Prompt:
Answer with one number: how many lines have "this".

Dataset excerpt
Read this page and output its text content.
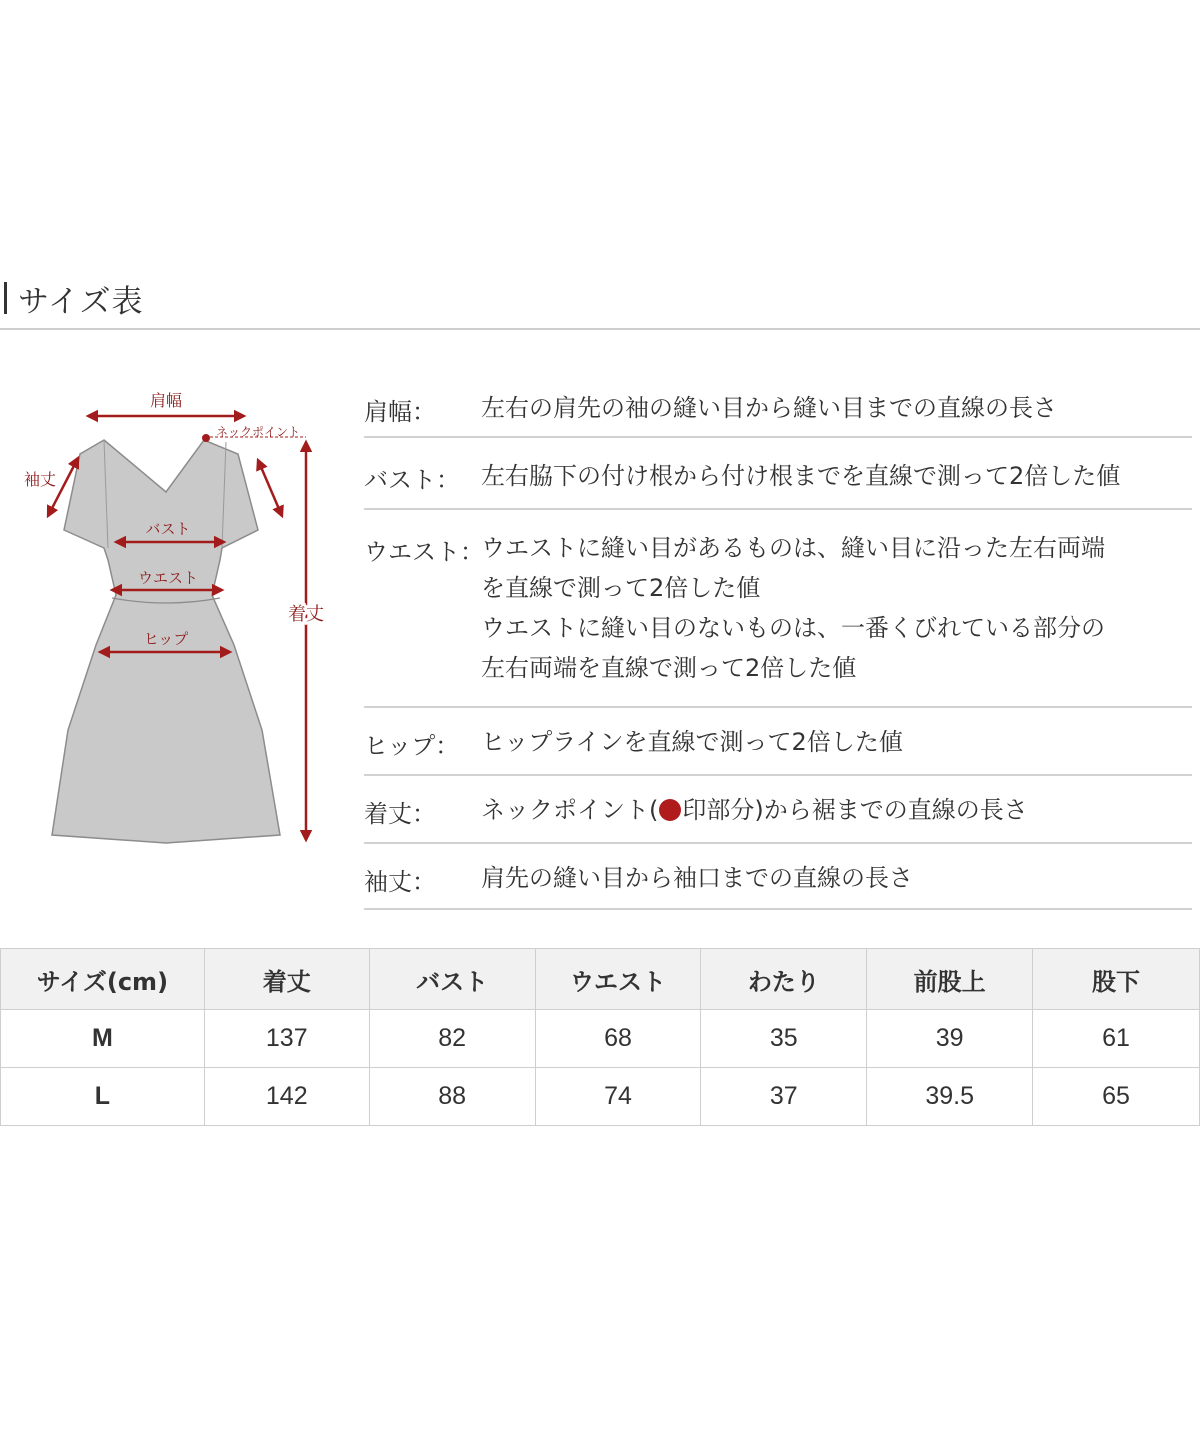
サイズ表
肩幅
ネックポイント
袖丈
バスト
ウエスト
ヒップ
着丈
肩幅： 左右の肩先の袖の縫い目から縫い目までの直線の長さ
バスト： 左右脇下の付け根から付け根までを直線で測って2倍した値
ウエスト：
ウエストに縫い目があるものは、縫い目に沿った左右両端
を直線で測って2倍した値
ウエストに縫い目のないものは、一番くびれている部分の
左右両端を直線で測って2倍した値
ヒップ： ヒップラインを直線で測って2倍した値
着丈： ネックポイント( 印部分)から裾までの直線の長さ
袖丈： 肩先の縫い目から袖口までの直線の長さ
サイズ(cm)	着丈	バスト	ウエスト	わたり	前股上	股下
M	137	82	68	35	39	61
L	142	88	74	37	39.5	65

* * *

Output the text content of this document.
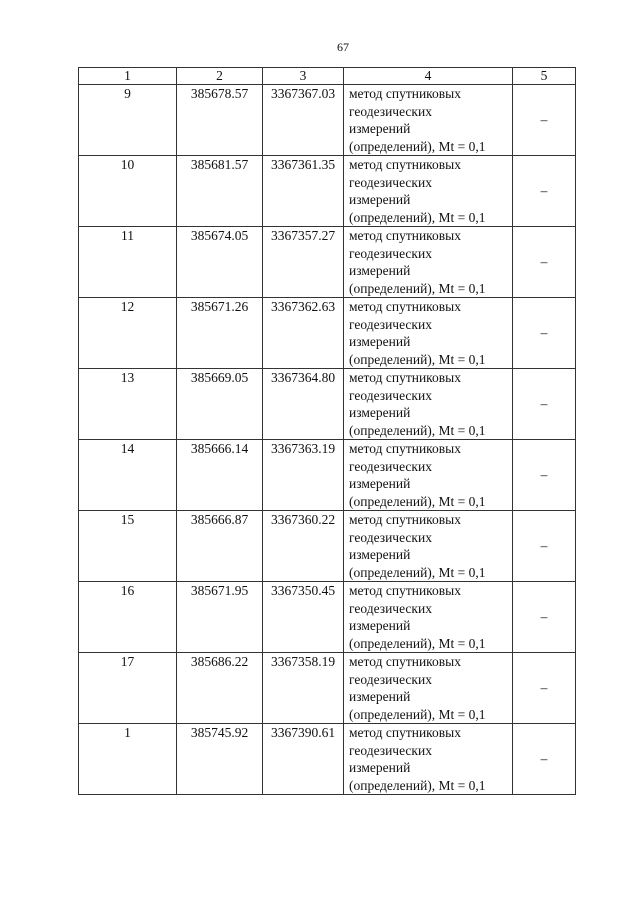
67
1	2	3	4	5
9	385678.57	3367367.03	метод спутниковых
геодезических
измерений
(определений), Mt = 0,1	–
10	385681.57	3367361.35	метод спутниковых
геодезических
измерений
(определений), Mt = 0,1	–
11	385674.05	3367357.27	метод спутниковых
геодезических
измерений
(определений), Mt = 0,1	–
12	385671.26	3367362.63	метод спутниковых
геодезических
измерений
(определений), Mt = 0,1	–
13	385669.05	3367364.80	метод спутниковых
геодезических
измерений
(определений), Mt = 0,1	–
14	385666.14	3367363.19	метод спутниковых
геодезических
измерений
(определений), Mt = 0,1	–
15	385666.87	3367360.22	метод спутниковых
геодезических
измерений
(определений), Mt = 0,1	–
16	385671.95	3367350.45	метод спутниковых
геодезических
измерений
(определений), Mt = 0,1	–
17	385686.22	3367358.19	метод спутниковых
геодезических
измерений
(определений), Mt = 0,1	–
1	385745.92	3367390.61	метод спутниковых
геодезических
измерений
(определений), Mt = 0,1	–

The result:
2